Problem to work on = Check each line of the material below for "інспекції", then copy the ones that contain it.

***** Records supplied

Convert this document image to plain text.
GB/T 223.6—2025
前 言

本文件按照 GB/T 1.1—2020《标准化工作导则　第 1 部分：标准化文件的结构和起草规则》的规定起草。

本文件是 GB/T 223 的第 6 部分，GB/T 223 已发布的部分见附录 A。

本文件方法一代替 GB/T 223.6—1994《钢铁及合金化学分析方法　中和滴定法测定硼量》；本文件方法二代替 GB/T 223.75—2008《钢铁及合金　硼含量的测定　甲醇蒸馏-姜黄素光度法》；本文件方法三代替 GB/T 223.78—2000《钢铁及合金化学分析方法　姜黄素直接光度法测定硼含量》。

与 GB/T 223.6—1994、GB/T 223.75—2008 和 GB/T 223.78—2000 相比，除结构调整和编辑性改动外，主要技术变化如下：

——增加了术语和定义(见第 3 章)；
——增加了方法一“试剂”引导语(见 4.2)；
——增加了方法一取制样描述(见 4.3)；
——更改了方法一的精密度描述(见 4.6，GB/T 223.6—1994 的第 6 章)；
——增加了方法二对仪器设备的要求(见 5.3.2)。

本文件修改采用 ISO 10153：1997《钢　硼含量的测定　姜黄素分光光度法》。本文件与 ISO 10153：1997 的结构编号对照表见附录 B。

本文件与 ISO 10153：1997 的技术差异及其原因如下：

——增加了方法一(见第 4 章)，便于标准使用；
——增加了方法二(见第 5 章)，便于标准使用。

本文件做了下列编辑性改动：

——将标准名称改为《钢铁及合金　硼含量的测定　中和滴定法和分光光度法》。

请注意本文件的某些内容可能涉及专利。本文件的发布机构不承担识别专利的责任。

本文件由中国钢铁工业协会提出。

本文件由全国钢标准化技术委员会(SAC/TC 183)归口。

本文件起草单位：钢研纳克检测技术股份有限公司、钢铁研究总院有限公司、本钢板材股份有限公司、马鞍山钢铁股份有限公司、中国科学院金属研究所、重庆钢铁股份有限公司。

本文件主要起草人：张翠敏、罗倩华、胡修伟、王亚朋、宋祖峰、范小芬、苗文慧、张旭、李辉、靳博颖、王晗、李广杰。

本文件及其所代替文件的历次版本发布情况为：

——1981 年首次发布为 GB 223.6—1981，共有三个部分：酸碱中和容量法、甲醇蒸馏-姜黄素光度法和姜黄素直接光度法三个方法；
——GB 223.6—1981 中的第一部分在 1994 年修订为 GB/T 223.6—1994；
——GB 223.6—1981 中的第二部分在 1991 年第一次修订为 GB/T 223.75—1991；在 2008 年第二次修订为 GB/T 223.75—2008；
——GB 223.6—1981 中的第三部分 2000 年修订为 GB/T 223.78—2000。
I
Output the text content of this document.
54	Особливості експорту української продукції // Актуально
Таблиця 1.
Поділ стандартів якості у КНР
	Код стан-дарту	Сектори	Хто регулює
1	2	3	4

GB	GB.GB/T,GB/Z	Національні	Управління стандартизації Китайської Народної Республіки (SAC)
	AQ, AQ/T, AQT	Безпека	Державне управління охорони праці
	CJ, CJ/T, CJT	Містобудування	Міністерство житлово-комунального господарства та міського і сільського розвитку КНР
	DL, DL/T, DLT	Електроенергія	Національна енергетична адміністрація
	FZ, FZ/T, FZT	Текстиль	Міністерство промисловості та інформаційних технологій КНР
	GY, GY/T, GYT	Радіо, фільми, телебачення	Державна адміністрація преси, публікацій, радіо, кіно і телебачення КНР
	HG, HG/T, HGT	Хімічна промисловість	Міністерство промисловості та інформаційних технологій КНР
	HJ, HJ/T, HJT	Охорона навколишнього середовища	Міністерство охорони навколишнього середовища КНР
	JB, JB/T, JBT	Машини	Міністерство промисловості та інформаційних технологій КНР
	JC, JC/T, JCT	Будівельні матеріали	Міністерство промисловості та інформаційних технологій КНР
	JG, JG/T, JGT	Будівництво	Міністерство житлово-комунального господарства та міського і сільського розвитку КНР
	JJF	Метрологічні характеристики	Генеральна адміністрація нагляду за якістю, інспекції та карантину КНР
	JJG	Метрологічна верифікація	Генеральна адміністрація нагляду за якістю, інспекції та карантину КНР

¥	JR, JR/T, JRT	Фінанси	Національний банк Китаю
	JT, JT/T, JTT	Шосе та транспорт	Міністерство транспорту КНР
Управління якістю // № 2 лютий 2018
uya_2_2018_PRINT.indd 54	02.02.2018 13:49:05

**********

Output for this exercise =
	JJF	Метрологічні характеристики	Генеральна адміністрація нагляду за якістю, інспекції та карантину КНР
	JJG	Метрологічна верифікація	Генеральна адміністрація нагляду за якістю, інспекції та карантину КНР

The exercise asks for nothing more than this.